Items:
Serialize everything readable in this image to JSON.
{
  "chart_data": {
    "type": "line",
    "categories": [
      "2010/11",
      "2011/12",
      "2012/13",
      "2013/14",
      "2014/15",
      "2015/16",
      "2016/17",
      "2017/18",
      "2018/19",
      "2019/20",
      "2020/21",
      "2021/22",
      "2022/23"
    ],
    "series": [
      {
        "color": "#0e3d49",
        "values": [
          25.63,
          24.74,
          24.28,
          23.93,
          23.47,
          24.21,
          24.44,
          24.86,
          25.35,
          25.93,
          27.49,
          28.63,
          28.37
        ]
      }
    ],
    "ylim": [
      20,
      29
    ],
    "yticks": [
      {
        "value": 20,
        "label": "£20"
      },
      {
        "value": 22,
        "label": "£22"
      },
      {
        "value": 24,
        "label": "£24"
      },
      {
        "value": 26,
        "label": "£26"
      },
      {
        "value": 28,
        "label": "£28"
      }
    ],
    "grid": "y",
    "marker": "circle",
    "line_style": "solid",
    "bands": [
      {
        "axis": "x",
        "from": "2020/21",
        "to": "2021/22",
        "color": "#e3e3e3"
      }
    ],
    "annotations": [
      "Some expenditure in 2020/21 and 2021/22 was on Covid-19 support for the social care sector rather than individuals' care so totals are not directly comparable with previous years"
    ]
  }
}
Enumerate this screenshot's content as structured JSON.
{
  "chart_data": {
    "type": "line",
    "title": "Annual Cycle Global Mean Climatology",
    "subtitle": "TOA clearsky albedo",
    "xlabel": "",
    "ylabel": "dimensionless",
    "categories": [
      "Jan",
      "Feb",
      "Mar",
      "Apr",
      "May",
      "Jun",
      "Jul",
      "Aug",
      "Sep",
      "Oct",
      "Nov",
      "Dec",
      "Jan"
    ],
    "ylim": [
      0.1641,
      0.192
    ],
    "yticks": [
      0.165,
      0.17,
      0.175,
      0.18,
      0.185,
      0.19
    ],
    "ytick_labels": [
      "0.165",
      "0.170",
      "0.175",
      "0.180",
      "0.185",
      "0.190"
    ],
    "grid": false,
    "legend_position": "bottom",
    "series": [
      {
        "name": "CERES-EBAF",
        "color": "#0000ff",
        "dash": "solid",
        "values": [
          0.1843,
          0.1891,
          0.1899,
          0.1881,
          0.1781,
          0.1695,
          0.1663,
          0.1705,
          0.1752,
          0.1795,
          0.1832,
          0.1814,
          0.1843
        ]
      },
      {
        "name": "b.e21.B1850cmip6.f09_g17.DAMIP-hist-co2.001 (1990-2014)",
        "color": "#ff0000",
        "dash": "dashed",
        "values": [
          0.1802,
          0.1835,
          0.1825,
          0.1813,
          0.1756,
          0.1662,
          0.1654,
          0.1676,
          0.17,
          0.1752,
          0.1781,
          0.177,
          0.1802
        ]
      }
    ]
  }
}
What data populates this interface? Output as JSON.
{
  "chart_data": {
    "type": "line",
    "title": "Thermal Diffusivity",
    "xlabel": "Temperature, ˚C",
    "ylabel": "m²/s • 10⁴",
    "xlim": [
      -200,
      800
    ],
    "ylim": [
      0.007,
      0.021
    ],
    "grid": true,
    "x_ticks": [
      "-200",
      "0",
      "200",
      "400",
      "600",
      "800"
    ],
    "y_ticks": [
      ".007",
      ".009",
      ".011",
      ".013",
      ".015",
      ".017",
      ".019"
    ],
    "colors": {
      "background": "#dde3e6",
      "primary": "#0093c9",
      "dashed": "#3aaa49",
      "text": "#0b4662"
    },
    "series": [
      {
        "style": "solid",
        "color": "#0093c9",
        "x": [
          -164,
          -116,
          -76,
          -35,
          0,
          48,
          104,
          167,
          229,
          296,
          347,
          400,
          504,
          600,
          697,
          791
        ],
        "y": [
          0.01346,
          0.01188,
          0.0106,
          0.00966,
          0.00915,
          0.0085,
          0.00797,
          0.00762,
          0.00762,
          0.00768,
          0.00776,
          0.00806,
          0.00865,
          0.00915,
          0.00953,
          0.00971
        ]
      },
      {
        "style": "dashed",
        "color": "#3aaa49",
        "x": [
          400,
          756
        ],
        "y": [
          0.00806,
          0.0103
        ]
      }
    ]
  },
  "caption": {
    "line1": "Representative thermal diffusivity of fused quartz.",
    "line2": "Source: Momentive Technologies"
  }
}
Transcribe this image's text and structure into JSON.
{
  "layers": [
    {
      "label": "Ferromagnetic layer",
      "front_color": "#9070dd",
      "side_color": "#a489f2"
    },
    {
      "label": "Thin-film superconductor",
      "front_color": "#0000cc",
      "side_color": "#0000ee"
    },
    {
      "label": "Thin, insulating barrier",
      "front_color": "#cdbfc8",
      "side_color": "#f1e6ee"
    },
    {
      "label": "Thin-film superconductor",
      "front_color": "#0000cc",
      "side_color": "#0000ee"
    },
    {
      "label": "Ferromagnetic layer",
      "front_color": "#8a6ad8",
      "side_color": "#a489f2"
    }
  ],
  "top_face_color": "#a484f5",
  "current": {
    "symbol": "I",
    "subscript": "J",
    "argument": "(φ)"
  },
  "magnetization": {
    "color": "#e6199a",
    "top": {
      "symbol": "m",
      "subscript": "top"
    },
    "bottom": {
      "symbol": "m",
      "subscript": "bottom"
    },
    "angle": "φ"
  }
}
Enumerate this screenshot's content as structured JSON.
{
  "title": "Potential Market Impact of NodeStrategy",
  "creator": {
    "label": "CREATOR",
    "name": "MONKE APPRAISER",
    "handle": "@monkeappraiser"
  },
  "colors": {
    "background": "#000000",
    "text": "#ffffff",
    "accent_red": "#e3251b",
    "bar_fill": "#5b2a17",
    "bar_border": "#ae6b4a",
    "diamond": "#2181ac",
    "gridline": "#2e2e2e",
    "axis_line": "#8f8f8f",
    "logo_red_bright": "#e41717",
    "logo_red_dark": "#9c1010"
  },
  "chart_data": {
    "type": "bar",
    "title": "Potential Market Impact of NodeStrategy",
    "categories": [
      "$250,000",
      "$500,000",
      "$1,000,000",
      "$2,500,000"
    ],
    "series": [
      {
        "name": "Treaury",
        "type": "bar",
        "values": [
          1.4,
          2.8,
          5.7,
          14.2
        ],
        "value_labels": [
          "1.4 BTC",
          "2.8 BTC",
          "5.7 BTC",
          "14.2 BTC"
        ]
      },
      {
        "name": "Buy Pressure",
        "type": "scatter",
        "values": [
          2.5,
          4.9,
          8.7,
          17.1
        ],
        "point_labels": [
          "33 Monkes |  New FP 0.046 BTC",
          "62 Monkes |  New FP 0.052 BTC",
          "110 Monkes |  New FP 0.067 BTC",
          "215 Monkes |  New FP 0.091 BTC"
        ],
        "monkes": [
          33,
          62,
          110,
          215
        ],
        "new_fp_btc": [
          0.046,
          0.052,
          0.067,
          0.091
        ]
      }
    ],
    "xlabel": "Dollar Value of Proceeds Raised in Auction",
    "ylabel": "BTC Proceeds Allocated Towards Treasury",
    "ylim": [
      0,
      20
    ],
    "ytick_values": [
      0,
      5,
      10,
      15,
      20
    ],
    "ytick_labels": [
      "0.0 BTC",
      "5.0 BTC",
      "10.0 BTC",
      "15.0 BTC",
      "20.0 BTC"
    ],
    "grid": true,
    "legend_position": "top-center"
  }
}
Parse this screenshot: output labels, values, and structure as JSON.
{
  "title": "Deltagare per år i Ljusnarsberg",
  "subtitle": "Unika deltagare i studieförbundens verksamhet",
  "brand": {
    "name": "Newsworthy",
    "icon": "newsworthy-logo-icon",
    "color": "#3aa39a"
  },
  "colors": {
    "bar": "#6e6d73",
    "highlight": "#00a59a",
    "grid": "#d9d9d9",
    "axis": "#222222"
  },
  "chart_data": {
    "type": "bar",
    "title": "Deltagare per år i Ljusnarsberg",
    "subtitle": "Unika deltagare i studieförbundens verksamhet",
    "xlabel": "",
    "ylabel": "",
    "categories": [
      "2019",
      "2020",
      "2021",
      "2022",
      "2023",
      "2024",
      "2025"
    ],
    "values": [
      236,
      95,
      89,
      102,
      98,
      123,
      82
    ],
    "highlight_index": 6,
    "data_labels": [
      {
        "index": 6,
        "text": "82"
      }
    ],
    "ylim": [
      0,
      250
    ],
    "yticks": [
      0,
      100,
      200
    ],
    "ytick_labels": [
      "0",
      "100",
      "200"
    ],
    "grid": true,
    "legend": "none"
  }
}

Aim of the exercise:
Return from the data every line that holds "image".

Exercise response:
Serialize everything readable in this image to JSON.
Transcribe this image's text and structure into JSON.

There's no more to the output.